» **Stated goal**: Repeat the records exactly. Every line must match.

[Records about charts and figures]

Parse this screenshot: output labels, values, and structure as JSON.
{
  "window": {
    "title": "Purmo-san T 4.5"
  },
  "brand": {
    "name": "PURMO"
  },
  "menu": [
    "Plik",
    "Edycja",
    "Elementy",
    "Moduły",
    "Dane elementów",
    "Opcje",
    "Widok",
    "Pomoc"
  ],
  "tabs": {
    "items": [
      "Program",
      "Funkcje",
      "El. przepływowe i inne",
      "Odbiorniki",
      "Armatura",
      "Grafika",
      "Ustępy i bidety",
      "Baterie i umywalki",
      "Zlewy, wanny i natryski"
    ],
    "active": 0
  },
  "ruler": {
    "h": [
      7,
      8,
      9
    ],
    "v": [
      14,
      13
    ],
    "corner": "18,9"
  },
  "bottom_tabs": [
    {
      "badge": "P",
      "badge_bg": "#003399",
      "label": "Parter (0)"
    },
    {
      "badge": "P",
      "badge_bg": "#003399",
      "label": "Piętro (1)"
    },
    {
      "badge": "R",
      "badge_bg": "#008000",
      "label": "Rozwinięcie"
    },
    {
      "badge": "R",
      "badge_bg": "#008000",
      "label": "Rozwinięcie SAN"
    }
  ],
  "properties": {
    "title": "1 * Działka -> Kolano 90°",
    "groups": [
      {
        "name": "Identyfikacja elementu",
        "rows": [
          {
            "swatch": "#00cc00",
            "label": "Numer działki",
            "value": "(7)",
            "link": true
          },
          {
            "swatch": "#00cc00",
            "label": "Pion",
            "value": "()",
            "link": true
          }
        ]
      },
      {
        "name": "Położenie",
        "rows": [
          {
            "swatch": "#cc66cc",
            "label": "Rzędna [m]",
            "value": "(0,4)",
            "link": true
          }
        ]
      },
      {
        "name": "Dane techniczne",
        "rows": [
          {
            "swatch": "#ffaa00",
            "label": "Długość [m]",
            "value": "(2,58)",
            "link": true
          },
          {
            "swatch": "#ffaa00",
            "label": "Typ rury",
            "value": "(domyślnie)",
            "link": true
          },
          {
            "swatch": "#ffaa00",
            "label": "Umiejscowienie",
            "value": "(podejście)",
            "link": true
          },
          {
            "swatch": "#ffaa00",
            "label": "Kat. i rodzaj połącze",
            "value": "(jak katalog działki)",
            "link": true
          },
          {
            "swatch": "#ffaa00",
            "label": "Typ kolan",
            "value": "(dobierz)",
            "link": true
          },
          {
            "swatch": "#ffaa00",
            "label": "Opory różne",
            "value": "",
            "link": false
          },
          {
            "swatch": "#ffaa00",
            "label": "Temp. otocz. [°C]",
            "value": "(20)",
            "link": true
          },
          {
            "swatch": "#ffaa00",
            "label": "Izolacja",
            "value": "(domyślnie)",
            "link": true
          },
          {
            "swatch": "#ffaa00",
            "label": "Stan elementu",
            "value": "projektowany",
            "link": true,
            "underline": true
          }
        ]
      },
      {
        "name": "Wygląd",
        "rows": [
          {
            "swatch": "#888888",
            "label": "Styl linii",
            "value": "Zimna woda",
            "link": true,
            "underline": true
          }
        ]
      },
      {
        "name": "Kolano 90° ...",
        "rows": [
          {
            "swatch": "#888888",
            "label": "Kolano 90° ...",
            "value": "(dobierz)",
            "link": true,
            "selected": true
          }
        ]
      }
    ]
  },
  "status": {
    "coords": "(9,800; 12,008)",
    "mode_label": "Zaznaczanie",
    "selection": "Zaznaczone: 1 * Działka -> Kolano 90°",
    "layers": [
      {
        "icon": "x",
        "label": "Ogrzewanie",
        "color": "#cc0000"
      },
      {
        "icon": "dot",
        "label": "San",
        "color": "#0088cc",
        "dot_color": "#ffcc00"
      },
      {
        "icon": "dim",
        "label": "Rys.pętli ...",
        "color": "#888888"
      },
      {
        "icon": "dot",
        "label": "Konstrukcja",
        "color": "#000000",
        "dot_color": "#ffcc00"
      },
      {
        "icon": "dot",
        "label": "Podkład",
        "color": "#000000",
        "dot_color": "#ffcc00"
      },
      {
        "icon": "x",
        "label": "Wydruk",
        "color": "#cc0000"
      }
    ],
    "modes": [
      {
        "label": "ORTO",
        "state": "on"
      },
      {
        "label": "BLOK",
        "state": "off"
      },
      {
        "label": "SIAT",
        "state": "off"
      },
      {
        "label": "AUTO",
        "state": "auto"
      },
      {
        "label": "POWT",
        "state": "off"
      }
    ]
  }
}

» **Written solution**:
Parse this screenshot: output labels, values, and structure as JSON.
{
  "window": {
    "title": "Purmo-san T 4.5"
  },
  "brand": {
    "name": "PURMO"
  },
  "menu": [
    "Plik",
    "Edycja",
    "Elementy",
    "Moduły",
    "Dane elementów",
    "Opcje",
    "Widok",
    "Pomoc"
  ],
  "tabs": {
    "items": [
      "Program",
      "Funkcje",
      "El. przepływowe i inne",
      "Odbiorniki",
      "Armatura",
      "Grafika",
      "Ustępy i bidety",
      "Baterie i umywalki",
      "Zlewy, wanny i natryski"
    ],
    "active": 0
  },
  "ruler": {
    "h": [
      7,
      8,
      9
    ],
    "v": [
      14,
      13
    ],
    "corner": "18,9"
  },
  "bottom_tabs": [
    {
      "badge": "P",
      "badge_bg": "#003399",
      "label": "Parter (0)"
    },
    {
      "badge": "P",
      "badge_bg": "#003399",
      "label": "Piętro (1)"
    },
    {
      "badge": "R",
      "badge_bg": "#008000",
      "label": "Rozwinięcie"
    },
    {
      "badge": "R",
      "badge_bg": "#008000",
      "label": "Rozwinięcie SAN"
    }
  ],
  "properties": {
    "title": "1 * Działka -> Kolano 90°",
    "groups": [
      {
        "name": "Identyfikacja elementu",
        "rows": [
          {
            "swatch": "#00cc00",
            "label": "Numer działki",
            "value": "(7)",
            "link": true
          },
          {
            "swatch": "#00cc00",
            "label": "Pion",
            "value": "()",
            "link": true
          }
        ]
      },
      {
        "name": "Położenie",
        "rows": [
          {
            "swatch": "#cc66cc",
            "label": "Rzędna [m]",
            "value": "(0,4)",
            "link": true
          }
        ]
      },
      {
        "name": "Dane techniczne",
        "rows": [
          {
            "swatch": "#ffaa00",
            "label": "Długość [m]",
            "value": "(2,58)",
            "link": true
          },
          {
            "swatch": "#ffaa00",
            "label": "Typ rury",
            "value": "(domyślnie)",
            "link": true
          },
          {
            "swatch": "#ffaa00",
            "label": "Umiejscowienie",
            "value": "(podejście)",
            "link": true
          },
          {
            "swatch": "#ffaa00",
            "label": "Kat. i rodzaj połącze",
            "value": "(jak katalog działki)",
            "link": true
          },
          {
            "swatch": "#ffaa00",
            "label": "Typ kolan",
            "value": "(dobierz)",
            "link": true
          },
          {
            "swatch": "#ffaa00",
            "label": "Opory różne",
            "value": "",
            "link": false
          },
          {
            "swatch": "#ffaa00",
            "label": "Temp. otocz. [°C]",
            "value": "(20)",
            "link": true
          },
          {
            "swatch": "#ffaa00",
            "label": "Izolacja",
            "value": "(domyślnie)",
            "link": true
          },
          {
            "swatch": "#ffaa00",
            "label": "Stan elementu",
            "value": "projektowany",
            "link": true,
            "underline": true
          }
        ]
      },
      {
        "name": "Wygląd",
        "rows": [
          {
            "swatch": "#888888",
            "label": "Styl linii",
            "value": "Zimna woda",
            "link": true,
            "underline": true
          }
        ]
      },
      {
        "name": "Kolano 90° ...",
        "rows": [
          {
            "swatch": "#888888",
            "label": "Kolano 90° ...",
            "value": "(dobierz)",
            "link": true,
            "selected": true
          }
        ]
      }
    ]
  },
  "status": {
    "coords": "(9,800; 12,008)",
    "mode_label": "Zaznaczanie",
    "selection": "Zaznaczone: 1 * Działka -> Kolano 90°",
    "layers": [
      {
        "icon": "x",
        "label": "Ogrzewanie",
        "color": "#cc0000"
      },
      {
        "icon": "dot",
        "label": "San",
        "color": "#0088cc",
        "dot_color": "#ffcc00"
      },
      {
        "icon": "dim",
        "label": "Rys.pętli ...",
        "color": "#888888"
      },
      {
        "icon": "dot",
        "label": "Konstrukcja",
        "color": "#000000",
        "dot_color": "#ffcc00"
      },
      {
        "icon": "dot",
        "label": "Podkład",
        "color": "#000000",
        "dot_color": "#ffcc00"
      },
      {
        "icon": "x",
        "label": "Wydruk",
        "color": "#cc0000"
      }
    ],
    "modes": [
      {
        "label": "ORTO",
        "state": "on"
      },
      {
        "label": "BLOK",
        "state": "off"
      },
      {
        "label": "SIAT",
        "state": "off"
      },
      {
        "label": "AUTO",
        "state": "auto"
      },
      {
        "label": "POWT",
        "state": "off"
      }
    ]
  }
}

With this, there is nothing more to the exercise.